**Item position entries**

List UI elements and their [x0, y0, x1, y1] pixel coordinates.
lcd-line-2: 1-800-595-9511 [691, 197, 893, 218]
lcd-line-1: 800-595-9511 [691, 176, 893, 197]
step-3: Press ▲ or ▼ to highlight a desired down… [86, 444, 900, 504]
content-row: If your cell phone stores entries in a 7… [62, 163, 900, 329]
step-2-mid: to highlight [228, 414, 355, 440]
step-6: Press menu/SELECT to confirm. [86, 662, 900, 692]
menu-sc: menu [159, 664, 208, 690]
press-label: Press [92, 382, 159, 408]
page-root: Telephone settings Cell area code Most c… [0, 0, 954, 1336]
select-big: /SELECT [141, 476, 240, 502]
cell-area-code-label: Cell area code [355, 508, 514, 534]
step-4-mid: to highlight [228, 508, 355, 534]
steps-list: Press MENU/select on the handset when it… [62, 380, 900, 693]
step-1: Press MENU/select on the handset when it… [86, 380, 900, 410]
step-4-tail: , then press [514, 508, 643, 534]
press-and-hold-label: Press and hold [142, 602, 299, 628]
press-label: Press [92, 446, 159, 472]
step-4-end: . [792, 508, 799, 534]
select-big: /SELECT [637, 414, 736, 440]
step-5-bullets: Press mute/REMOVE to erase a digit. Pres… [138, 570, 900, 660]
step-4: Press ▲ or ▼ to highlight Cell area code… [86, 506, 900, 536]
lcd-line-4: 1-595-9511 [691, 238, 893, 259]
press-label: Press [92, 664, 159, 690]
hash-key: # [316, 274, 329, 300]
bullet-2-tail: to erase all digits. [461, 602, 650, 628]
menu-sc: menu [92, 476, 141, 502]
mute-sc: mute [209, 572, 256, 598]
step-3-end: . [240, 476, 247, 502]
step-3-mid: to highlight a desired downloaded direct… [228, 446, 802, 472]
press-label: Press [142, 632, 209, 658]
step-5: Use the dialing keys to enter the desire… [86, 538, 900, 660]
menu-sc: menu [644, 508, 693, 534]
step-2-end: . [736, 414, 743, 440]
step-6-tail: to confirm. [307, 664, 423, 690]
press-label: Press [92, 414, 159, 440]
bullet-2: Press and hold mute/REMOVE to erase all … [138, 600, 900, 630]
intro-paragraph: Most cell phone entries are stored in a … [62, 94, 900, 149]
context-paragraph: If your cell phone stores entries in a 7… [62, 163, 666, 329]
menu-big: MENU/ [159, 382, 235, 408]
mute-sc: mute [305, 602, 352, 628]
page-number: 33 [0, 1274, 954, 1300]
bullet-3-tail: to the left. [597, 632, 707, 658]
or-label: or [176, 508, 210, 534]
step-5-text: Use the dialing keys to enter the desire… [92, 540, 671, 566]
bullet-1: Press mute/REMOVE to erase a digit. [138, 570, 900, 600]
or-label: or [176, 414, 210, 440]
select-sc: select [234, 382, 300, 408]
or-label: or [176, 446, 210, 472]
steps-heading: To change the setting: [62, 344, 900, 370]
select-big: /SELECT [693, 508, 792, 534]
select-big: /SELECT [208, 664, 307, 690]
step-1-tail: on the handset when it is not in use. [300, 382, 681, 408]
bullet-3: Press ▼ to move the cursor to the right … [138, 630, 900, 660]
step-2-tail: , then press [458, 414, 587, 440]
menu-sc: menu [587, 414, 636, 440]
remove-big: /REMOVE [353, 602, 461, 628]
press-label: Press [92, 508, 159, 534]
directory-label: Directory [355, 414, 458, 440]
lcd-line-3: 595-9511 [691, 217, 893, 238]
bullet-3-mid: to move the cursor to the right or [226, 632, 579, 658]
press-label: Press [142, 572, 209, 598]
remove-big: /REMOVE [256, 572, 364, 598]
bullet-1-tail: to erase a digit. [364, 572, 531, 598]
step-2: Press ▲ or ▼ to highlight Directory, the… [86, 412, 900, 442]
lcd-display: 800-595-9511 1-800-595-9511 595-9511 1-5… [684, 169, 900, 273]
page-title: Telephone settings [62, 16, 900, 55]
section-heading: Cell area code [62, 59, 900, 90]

**GOAL**
Gather every line in the records above that contains the word "your", copying each one in full. Treat uppercase and lowercase letters as different.

**ANSWER TO THIS TASK**
content-row: If your cell phone stores entries in a 7… [62, 163, 900, 329]
context-paragraph: If your cell phone stores entries in a 7… [62, 163, 666, 329]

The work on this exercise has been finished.